● Required action
Answer these questions from the passage on DID estimation below:
1. Under what condition does the author expect the approach to give reasonable DID estimates?
2. According to Sant'Anna and Zhao (2020), what may happen if the outcome model is highly nonlinear?
3. In practical terms, what does the author expect from both methodologies?

● Text block
Content starts

Given its nature, It may be a good approach for the estimation of DID models. I believe, however, that just like previous imputation approaches, it will provide reasonble estimations of DID as long as the outcome model is correctly specified. However, as Sant'Anna and Zhao (2020) discuss, if the outcome model is highly nonlinear, it may fail to provide an unbiased estimate of the ATT. In practical terms, however, chances are that both methodologies would provide similar results.

Content ends

(Structured page parsing data)
Content starts

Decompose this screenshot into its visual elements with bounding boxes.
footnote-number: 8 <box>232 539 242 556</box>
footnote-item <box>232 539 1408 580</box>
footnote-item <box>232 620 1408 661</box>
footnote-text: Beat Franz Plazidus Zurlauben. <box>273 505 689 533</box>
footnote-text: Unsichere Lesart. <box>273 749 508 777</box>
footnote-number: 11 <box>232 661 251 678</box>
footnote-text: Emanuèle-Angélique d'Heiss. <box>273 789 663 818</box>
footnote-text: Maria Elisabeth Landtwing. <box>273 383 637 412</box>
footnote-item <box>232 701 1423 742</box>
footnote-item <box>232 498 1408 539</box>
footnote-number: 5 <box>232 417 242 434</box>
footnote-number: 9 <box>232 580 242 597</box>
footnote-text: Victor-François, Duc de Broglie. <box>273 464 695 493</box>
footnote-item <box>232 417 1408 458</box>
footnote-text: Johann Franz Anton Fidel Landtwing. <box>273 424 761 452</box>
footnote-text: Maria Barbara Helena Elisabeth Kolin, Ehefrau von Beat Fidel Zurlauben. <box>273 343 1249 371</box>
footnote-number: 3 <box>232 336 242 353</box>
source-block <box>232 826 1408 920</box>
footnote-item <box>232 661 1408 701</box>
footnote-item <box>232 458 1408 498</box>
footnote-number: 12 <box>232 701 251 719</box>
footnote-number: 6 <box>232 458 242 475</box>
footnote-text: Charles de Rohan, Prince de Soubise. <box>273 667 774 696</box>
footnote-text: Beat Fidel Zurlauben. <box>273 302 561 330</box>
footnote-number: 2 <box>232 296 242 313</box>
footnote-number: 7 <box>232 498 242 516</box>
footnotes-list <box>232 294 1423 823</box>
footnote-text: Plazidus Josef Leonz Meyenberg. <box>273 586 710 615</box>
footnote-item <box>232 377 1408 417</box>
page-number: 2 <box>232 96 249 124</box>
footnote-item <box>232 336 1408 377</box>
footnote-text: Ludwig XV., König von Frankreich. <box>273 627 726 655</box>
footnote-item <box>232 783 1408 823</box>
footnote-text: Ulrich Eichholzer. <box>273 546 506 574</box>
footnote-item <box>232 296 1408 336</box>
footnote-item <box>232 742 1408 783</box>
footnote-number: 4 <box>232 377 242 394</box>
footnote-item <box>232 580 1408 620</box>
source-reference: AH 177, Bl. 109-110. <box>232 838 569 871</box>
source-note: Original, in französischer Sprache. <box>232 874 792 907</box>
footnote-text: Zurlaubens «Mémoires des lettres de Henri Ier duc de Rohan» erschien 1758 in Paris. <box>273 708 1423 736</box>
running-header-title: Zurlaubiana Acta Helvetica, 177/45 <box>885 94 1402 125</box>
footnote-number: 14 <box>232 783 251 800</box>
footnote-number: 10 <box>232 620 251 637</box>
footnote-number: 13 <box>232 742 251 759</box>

Content ends

● Exercise output
1. As long as the outcome model is correctly specified.
2. It may fail to provide an unbiased estimate of the ATT.
3. The author expects that both would likely provide similar results.